Every record must be written out once more, with nothing added or omitted.

+++ SOURCE RECORDS

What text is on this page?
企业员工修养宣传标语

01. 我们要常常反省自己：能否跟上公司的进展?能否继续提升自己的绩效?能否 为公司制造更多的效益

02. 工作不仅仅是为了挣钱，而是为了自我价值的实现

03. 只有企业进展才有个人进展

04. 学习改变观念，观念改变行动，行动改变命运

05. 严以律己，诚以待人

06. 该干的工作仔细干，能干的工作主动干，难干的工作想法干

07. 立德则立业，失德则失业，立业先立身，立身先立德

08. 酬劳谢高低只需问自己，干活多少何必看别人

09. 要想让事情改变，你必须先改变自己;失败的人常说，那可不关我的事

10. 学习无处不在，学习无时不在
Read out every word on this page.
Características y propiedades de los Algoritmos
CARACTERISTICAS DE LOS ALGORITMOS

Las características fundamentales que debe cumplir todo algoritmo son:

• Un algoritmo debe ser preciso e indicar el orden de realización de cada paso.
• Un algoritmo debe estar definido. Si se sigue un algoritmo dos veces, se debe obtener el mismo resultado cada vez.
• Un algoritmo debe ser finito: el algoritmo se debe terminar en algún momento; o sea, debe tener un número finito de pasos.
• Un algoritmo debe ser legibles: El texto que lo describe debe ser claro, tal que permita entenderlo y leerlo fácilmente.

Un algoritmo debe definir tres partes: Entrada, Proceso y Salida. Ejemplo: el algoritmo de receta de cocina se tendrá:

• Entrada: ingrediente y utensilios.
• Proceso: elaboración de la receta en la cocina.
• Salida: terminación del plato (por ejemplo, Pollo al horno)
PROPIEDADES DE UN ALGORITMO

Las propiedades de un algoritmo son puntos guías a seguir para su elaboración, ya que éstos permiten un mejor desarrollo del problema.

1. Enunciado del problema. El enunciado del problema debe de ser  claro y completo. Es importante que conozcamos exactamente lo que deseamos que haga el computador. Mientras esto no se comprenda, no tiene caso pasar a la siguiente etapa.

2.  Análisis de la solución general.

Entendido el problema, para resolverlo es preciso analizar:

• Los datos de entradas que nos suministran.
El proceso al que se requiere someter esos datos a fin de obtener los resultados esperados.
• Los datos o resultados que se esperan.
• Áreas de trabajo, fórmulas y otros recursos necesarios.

++++++

» EXPECTED ANSWER
What text is on this page?
企业员工修养宣传标语

01. 我们要常常反省自己：能否跟上公司的进展?能否继续提升自己的绩效?能否 为公司制造更多的效益

02. 工作不仅仅是为了挣钱，而是为了自我价值的实现

03. 只有企业进展才有个人进展

04. 学习改变观念，观念改变行动，行动改变命运

05. 严以律己，诚以待人

06. 该干的工作仔细干，能干的工作主动干，难干的工作想法干

07. 立德则立业，失德则失业，立业先立身，立身先立德

08. 酬劳谢高低只需问自己，干活多少何必看别人

09. 要想让事情改变，你必须先改变自己;失败的人常说，那可不关我的事

10. 学习无处不在，学习无时不在
Read out every word on this page.
Características y propiedades de los Algoritmos
CARACTERISTICAS DE LOS ALGORITMOS

Las características fundamentales que debe cumplir todo algoritmo son:

• Un algoritmo debe ser preciso e indicar el orden de realización de cada paso.
• Un algoritmo debe estar definido. Si se sigue un algoritmo dos veces, se debe obtener el mismo resultado cada vez.
• Un algoritmo debe ser finito: el algoritmo se debe terminar en algún momento; o sea, debe tener un número finito de pasos.
• Un algoritmo debe ser legibles: El texto que lo describe debe ser claro, tal que permita entenderlo y leerlo fácilmente.

Un algoritmo debe definir tres partes: Entrada, Proceso y Salida. Ejemplo: el algoritmo de receta de cocina se tendrá:

• Entrada: ingrediente y utensilios.
• Proceso: elaboración de la receta en la cocina.
• Salida: terminación del plato (por ejemplo, Pollo al horno)
PROPIEDADES DE UN ALGORITMO

Las propiedades de un algoritmo son puntos guías a seguir para su elaboración, ya que éstos permiten un mejor desarrollo del problema.

1. Enunciado del problema. El enunciado del problema debe de ser  claro y completo. Es importante que conozcamos exactamente lo que deseamos que haga el computador. Mientras esto no se comprenda, no tiene caso pasar a la siguiente etapa.

2.  Análisis de la solución general.

Entendido el problema, para resolverlo es preciso analizar:

• Los datos de entradas que nos suministran.
El proceso al que se requiere someter esos datos a fin de obtener los resultados esperados.
• Los datos o resultados que se esperan.
• Áreas de trabajo, fórmulas y otros recursos necesarios.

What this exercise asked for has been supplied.